- _What you are asked to do_
Output the records. Match them exactly.

- _Items listed in a dataset_
——————
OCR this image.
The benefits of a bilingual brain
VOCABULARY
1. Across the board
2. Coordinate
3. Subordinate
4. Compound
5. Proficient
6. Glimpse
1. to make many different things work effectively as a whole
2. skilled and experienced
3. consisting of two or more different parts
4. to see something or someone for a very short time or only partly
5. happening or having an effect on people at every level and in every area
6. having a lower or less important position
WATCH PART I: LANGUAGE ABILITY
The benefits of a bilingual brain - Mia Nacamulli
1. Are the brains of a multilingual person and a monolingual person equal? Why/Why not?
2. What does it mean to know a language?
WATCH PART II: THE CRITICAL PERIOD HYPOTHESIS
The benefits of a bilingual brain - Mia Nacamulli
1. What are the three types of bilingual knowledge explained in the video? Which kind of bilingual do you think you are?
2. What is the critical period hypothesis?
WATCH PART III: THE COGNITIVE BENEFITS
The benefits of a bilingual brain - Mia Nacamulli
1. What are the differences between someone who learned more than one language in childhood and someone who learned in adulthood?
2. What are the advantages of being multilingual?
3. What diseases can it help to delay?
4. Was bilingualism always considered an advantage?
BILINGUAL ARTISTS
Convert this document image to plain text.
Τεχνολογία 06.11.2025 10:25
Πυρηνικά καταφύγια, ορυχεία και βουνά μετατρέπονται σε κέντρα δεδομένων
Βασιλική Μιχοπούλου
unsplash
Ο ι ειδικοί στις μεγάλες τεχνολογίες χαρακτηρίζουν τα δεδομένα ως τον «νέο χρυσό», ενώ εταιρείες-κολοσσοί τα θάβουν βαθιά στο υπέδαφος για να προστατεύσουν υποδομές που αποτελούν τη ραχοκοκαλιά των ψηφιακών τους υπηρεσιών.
——————
- _Worked answer_
OCR this image.
The benefits of a bilingual brain
VOCABULARY
1. Across the board
2. Coordinate
3. Subordinate
4. Compound
5. Proficient
6. Glimpse
1. to make many different things work effectively as a whole
2. skilled and experienced
3. consisting of two or more different parts
4. to see something or someone for a very short time or only partly
5. happening or having an effect on people at every level and in every area
6. having a lower or less important position
WATCH PART I: LANGUAGE ABILITY
The benefits of a bilingual brain - Mia Nacamulli
1. Are the brains of a multilingual person and a monolingual person equal? Why/Why not?
2. What does it mean to know a language?
WATCH PART II: THE CRITICAL PERIOD HYPOTHESIS
The benefits of a bilingual brain - Mia Nacamulli
1. What are the three types of bilingual knowledge explained in the video? Which kind of bilingual do you think you are?
2. What is the critical period hypothesis?
WATCH PART III: THE COGNITIVE BENEFITS
The benefits of a bilingual brain - Mia Nacamulli
1. What are the differences between someone who learned more than one language in childhood and someone who learned in adulthood?
2. What are the advantages of being multilingual?
3. What diseases can it help to delay?
4. Was bilingualism always considered an advantage?
BILINGUAL ARTISTS
Convert this document image to plain text.
Τεχνολογία 06.11.2025 10:25
Πυρηνικά καταφύγια, ορυχεία και βουνά μετατρέπονται σε κέντρα δεδομένων
Βασιλική Μιχοπούλου
unsplash
Ο ι ειδικοί στις μεγάλες τεχνολογίες χαρακτηρίζουν τα δεδομένα ως τον «νέο χρυσό», ενώ εταιρείες-κολοσσοί τα θάβουν βαθιά στο υπέδαφος για να προστατεύσουν υποδομές που αποτελούν τη ραχοκοκαλιά των ψηφιακών τους υπηρεσιών.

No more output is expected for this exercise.